| Aim of the exercise |
Gather up every line that includes the string "type".

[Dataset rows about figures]
------------------------------------------------------------------------

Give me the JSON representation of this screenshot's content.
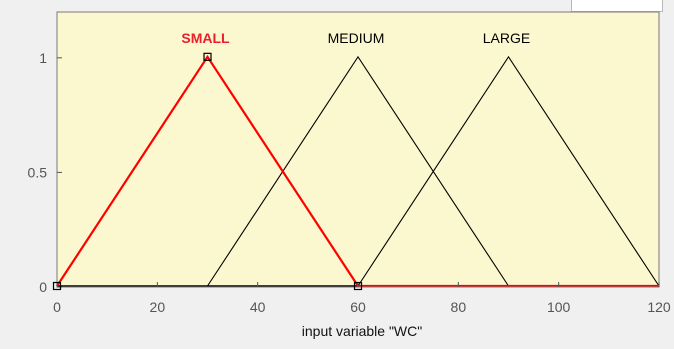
{
  "chart_data": {
    "type": "line",
    "title": "",
    "xlabel": "input variable \"WC\"",
    "ylabel": "",
    "xlim": [
      0,
      120
    ],
    "ylim": [
      0,
      1.2
    ],
    "xticks": [
      "0",
      "20",
      "40",
      "60",
      "80",
      "100",
      "120"
    ],
    "yticks": [
      "0",
      "0.5",
      "1"
    ],
    "grid": false,
    "series": [
      {
        "name": "SMALL",
        "points": [
          [
            0,
            0
          ],
          [
            30,
            1
          ],
          [
            60,
            0
          ],
          [
            120,
            0
          ]
        ],
        "color": "#ff0000",
        "label_color": "#e8212c",
        "selected": true
      },
      {
        "name": "MEDIUM",
        "points": [
          [
            30,
            0
          ],
          [
            60,
            1
          ],
          [
            90,
            0
          ]
        ],
        "color": "#000000",
        "label_color": "#000000",
        "selected": false
      },
      {
        "name": "LARGE",
        "points": [
          [
            60,
            0
          ],
          [
            90,
            1
          ],
          [
            120,
            0
          ]
        ],
        "color": "#000000",
        "label_color": "#000000",
        "selected": false
      }
    ],
    "baseline": {
      "points": [
        [
          0,
          0
        ],
        [
          120,
          0
        ]
      ],
      "color": "#000000"
    },
    "handles": [
      [
        0,
        0
      ],
      [
        30,
        1
      ],
      [
        60,
        0
      ]
    ]
  },
  "colors": {
    "plot_background": "#fbf7cf",
    "window_background": "#f0f0f0",
    "tick_text": "#555555"
  }
}
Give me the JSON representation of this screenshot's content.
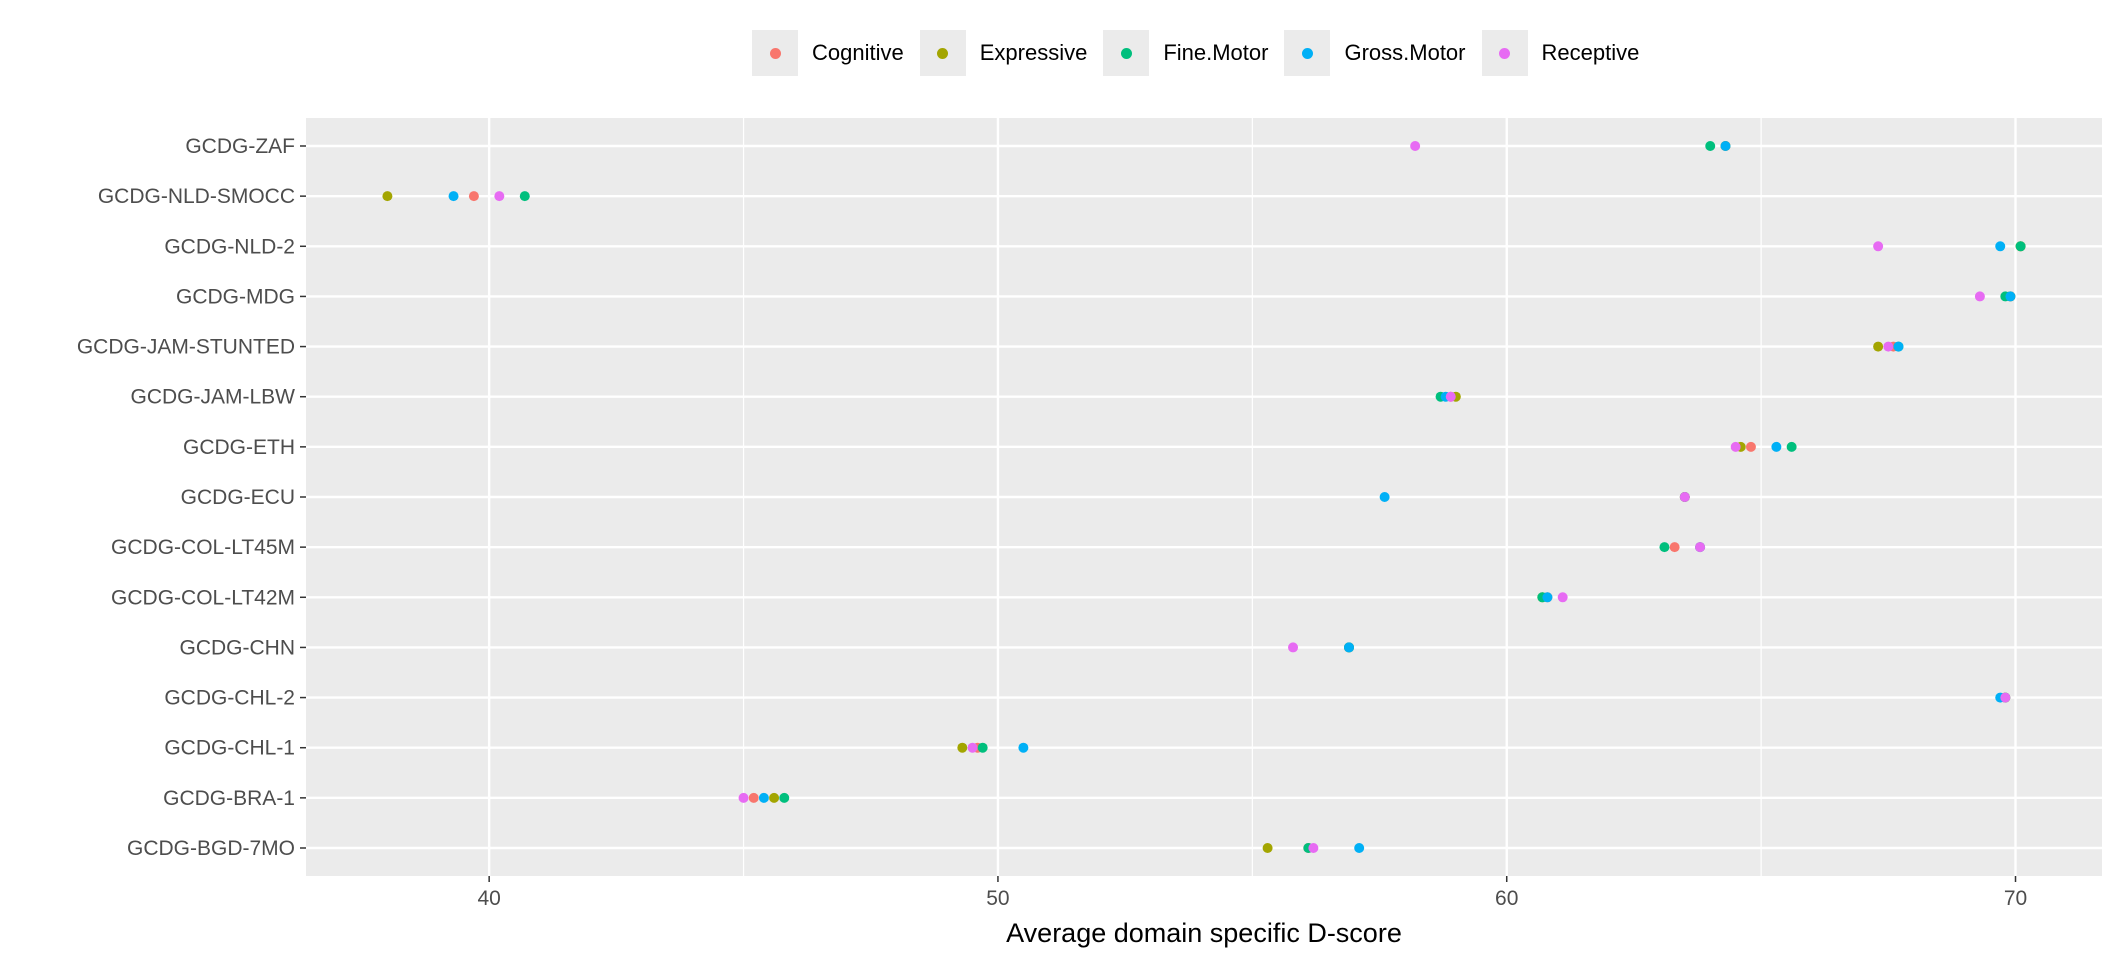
{
  "chart_data": {
    "type": "scatter",
    "title": "",
    "xlabel": "Average domain specific D-score",
    "ylabel": "",
    "xlim": [
      36.4,
      71.7
    ],
    "xticks": [
      40,
      50,
      60,
      70
    ],
    "grid": true,
    "legend_position": "top",
    "categories": [
      "GCDG-ZAF",
      "GCDG-NLD-SMOCC",
      "GCDG-NLD-2",
      "GCDG-MDG",
      "GCDG-JAM-STUNTED",
      "GCDG-JAM-LBW",
      "GCDG-ETH",
      "GCDG-ECU",
      "GCDG-COL-LT45M",
      "GCDG-COL-LT42M",
      "GCDG-CHN",
      "GCDG-CHL-2",
      "GCDG-CHL-1",
      "GCDG-BRA-1",
      "GCDG-BGD-7MO"
    ],
    "series": [
      {
        "name": "Cognitive",
        "color": "#F8766D",
        "values": [
          64.3,
          39.7,
          70.1,
          69.9,
          67.6,
          58.9,
          64.8,
          63.5,
          63.3,
          60.8,
          56.9,
          69.8,
          49.6,
          45.2,
          56.1
        ]
      },
      {
        "name": "Expressive",
        "color": "#A3A500",
        "values": [
          64.3,
          38.0,
          70.1,
          69.9,
          67.3,
          59.0,
          64.6,
          63.5,
          63.8,
          60.7,
          56.9,
          69.8,
          49.3,
          45.6,
          55.3
        ]
      },
      {
        "name": "Fine.Motor",
        "color": "#00BF7D",
        "values": [
          64.0,
          40.7,
          70.1,
          69.8,
          67.7,
          58.7,
          65.6,
          63.5,
          63.1,
          60.7,
          56.9,
          69.8,
          49.7,
          45.8,
          56.1
        ]
      },
      {
        "name": "Gross.Motor",
        "color": "#00B0F6",
        "values": [
          64.3,
          39.3,
          69.7,
          69.9,
          67.7,
          58.8,
          65.3,
          57.6,
          63.8,
          60.8,
          56.9,
          69.7,
          50.5,
          45.4,
          57.1
        ]
      },
      {
        "name": "Receptive",
        "color": "#E76BF3",
        "values": [
          58.2,
          40.2,
          67.3,
          69.3,
          67.5,
          58.9,
          64.5,
          63.5,
          63.8,
          61.1,
          55.8,
          69.8,
          49.5,
          45.0,
          56.2
        ]
      }
    ]
  }
}
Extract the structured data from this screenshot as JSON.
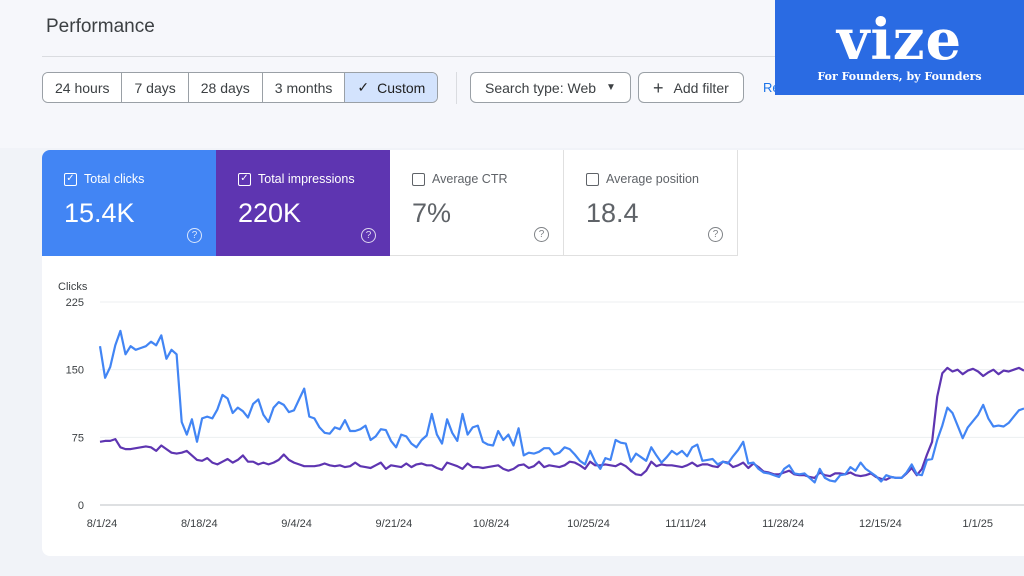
{
  "page": {
    "title": "Performance"
  },
  "date_range": {
    "options": [
      "24 hours",
      "7 days",
      "28 days",
      "3 months",
      "Custom"
    ],
    "selected": "Custom"
  },
  "filters": {
    "search_type": "Search type: Web",
    "add_filter": "Add filter",
    "reset": "Re"
  },
  "logo": {
    "word": "vize",
    "tagline": "For Founders, by Founders"
  },
  "metrics": [
    {
      "label": "Total clicks",
      "value": "15.4K",
      "checked": true,
      "color": "#4285f4"
    },
    {
      "label": "Total impressions",
      "value": "220K",
      "checked": true,
      "color": "#5e35b1"
    },
    {
      "label": "Average CTR",
      "value": "7%",
      "checked": false
    },
    {
      "label": "Average position",
      "value": "18.4",
      "checked": false
    }
  ],
  "chart_data": {
    "type": "line",
    "ylabel": "Clicks",
    "ylim": [
      0,
      225
    ],
    "yticks": [
      "225",
      "150",
      "75",
      "0"
    ],
    "x_tick_labels": [
      "8/1/24",
      "8/18/24",
      "9/4/24",
      "9/21/24",
      "10/8/24",
      "10/25/24",
      "11/11/24",
      "11/28/24",
      "12/15/24",
      "1/1/25"
    ],
    "grid": true,
    "series": [
      {
        "name": "Total clicks",
        "color": "#4285f4",
        "values": [
          176,
          141,
          153,
          177,
          193,
          167,
          176,
          172,
          174,
          176,
          181,
          177,
          188,
          162,
          172,
          167,
          92,
          78,
          95,
          70,
          96,
          98,
          96,
          106,
          122,
          118,
          102,
          108,
          104,
          97,
          112,
          117,
          100,
          92,
          108,
          114,
          111,
          103,
          105,
          117,
          129,
          98,
          96,
          86,
          80,
          79,
          86,
          84,
          94,
          82,
          82,
          84,
          88,
          72,
          76,
          84,
          83,
          71,
          64,
          78,
          76,
          68,
          64,
          72,
          77,
          101,
          78,
          68,
          95,
          80,
          71,
          101,
          78,
          86,
          88,
          70,
          67,
          66,
          82,
          72,
          78,
          66,
          85,
          55,
          58,
          57,
          59,
          63,
          63,
          56,
          58,
          64,
          62,
          56,
          49,
          45,
          60,
          48,
          40,
          52,
          50,
          72,
          69,
          68,
          48,
          57,
          53,
          49,
          64,
          55,
          47,
          53,
          60,
          56,
          60,
          54,
          64,
          67,
          49,
          50,
          51,
          45,
          48,
          46,
          54,
          61,
          70,
          46,
          47,
          40,
          36,
          35,
          33,
          31,
          40,
          44,
          35,
          34,
          35,
          30,
          25,
          40,
          30,
          27,
          26,
          33,
          34,
          42,
          38,
          47,
          40,
          36,
          32,
          26,
          33,
          31,
          30,
          30,
          36,
          45,
          34,
          33,
          50,
          51,
          72,
          88,
          108,
          102,
          88,
          74,
          86,
          93,
          100,
          111,
          96,
          87,
          88,
          87,
          91,
          98,
          105,
          107
        ]
      },
      {
        "name": "Total impressions",
        "color": "#5e35b1",
        "values": [
          70,
          71,
          71,
          73,
          64,
          62,
          62,
          63,
          64,
          65,
          64,
          60,
          66,
          62,
          58,
          57,
          58,
          60,
          55,
          50,
          49,
          52,
          47,
          45,
          48,
          51,
          47,
          50,
          55,
          48,
          48,
          45,
          47,
          45,
          47,
          50,
          56,
          50,
          47,
          45,
          43,
          43,
          43,
          44,
          46,
          44,
          43,
          44,
          42,
          43,
          47,
          43,
          42,
          41,
          44,
          47,
          40,
          44,
          43,
          42,
          46,
          42,
          45,
          46,
          44,
          44,
          41,
          39,
          47,
          45,
          43,
          40,
          46,
          42,
          42,
          41,
          42,
          43,
          44,
          40,
          38,
          40,
          44,
          45,
          41,
          43,
          48,
          42,
          44,
          43,
          42,
          44,
          48,
          47,
          44,
          40,
          48,
          44,
          44,
          45,
          44,
          43,
          46,
          43,
          38,
          34,
          33,
          38,
          48,
          43,
          45,
          44,
          44,
          43,
          42,
          44,
          47,
          43,
          45,
          45,
          43,
          42,
          48,
          47,
          42,
          44,
          47,
          41,
          46,
          42,
          37,
          36,
          34,
          34,
          36,
          38,
          34,
          33,
          33,
          31,
          30,
          36,
          33,
          32,
          35,
          35,
          34,
          36,
          33,
          32,
          33,
          35,
          31,
          29,
          28,
          31,
          30,
          30,
          35,
          41,
          33,
          40,
          56,
          70,
          120,
          146,
          152,
          148,
          150,
          145,
          149,
          151,
          148,
          143,
          147,
          150,
          145,
          149,
          148,
          150,
          152,
          149
        ]
      }
    ]
  }
}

------------------------------------------------------------------------

| Result of this task |
    "type": "line",
    "type": "scatter",
    "search_type": "Search type: Web",
    "type": "line",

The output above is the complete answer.